Only the number is wanted: tally the lines below that contain the word "entorno".

— Start of DATASET RECORDS —

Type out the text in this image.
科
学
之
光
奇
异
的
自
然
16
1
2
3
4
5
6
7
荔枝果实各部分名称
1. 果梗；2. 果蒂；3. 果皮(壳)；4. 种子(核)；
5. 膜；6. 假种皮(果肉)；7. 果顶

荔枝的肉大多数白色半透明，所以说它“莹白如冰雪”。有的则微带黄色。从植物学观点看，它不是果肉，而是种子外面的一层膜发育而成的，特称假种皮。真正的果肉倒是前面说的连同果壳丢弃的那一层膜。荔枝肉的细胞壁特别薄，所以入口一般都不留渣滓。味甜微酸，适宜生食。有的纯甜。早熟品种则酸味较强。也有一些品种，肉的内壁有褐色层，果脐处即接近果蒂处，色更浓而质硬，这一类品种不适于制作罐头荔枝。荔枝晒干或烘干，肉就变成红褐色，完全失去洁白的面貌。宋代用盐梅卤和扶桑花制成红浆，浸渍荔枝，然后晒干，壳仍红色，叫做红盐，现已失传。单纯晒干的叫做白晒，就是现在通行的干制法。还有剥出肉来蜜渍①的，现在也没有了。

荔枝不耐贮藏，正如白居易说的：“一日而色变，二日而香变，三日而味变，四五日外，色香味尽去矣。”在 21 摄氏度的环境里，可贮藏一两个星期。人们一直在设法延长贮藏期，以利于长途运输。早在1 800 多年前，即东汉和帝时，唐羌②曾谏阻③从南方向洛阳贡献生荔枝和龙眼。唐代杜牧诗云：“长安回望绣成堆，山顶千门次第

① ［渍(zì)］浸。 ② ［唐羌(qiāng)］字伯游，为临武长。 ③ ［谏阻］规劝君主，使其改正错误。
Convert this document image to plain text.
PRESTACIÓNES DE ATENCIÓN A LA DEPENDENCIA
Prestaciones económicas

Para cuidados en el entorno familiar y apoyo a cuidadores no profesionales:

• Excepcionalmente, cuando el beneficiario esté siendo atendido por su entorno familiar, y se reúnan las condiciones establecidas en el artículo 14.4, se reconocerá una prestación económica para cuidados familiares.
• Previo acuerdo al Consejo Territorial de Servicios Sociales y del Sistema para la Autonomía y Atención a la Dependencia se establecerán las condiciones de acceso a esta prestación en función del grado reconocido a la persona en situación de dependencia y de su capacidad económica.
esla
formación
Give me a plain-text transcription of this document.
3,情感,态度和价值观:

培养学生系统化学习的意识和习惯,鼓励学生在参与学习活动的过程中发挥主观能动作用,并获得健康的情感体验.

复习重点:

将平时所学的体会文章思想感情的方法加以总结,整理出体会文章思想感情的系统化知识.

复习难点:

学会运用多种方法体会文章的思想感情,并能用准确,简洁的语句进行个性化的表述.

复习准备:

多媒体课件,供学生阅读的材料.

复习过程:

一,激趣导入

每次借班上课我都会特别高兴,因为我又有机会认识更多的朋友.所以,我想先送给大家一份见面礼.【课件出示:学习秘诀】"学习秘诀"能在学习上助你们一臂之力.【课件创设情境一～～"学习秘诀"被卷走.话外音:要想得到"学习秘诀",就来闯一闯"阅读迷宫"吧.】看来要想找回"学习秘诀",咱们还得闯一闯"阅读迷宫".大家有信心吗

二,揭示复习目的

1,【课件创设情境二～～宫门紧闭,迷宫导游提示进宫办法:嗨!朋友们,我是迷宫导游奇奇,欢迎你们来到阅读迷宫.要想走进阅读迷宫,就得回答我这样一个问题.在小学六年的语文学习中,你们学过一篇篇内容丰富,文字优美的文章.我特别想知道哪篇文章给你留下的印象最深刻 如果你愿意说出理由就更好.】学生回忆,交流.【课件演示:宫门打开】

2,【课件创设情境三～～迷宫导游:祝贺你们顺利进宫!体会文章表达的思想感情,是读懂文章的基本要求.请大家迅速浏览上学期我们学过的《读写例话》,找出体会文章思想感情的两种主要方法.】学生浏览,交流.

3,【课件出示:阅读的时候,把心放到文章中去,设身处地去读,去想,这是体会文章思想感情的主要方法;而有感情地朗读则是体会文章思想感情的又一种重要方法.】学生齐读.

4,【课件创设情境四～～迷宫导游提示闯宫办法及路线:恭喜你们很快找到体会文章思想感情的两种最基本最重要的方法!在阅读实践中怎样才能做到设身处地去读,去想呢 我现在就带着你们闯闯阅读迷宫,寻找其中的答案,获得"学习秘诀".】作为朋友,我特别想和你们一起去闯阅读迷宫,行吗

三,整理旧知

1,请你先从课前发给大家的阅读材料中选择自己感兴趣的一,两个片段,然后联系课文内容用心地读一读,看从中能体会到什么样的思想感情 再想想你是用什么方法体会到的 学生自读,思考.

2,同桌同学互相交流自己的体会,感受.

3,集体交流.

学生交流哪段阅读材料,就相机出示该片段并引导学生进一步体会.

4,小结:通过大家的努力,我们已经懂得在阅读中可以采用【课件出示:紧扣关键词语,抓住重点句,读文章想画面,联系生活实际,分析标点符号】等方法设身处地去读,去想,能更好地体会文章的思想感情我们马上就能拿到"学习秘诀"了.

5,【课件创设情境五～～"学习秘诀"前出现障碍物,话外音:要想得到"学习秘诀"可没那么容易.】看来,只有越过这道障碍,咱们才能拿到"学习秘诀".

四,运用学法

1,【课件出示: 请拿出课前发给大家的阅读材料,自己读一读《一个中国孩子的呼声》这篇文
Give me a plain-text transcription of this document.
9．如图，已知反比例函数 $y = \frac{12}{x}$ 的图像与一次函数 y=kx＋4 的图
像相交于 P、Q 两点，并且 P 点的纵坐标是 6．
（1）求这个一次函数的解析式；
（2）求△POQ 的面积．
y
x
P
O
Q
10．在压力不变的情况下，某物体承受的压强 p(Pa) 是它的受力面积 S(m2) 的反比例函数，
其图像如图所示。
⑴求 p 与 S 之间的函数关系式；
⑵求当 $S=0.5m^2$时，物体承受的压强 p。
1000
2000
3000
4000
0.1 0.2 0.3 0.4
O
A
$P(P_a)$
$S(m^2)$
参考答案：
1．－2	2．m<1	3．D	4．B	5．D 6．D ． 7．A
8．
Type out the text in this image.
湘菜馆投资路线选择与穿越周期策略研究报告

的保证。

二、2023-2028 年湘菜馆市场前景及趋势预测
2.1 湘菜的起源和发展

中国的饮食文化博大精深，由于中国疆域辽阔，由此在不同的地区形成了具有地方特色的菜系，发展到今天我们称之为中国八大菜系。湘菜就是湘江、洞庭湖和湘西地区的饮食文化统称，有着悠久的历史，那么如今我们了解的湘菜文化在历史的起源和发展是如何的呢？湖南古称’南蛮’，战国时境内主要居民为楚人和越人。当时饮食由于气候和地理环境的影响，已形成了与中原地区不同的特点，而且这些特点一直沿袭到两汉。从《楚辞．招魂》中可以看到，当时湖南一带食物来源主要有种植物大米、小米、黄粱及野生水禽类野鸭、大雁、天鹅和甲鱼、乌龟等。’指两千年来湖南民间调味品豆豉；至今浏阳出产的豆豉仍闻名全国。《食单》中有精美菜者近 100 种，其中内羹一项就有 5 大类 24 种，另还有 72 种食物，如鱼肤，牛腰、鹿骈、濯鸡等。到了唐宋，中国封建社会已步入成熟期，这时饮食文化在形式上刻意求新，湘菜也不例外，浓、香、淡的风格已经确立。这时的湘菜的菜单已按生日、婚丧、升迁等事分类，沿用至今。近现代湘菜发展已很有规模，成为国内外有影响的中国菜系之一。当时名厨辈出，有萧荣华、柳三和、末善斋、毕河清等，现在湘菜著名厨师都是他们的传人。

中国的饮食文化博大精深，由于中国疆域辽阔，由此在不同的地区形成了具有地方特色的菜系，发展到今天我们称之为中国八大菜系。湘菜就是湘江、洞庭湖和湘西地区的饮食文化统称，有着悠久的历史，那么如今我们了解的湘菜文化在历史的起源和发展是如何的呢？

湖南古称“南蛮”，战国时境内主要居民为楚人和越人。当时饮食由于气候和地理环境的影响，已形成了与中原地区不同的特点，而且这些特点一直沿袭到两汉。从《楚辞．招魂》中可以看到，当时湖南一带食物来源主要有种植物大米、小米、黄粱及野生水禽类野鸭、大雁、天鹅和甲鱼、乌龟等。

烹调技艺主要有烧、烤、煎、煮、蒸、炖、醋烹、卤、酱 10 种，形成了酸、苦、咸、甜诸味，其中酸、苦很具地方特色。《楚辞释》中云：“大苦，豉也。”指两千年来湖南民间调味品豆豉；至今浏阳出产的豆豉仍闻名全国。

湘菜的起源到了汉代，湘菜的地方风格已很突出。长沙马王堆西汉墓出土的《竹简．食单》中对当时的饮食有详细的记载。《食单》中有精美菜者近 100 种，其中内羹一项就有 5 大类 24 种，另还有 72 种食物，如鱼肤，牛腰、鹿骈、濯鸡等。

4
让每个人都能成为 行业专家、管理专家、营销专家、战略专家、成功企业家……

— End of DATASET RECORDS —

EXPECTED OUTPUT =>
2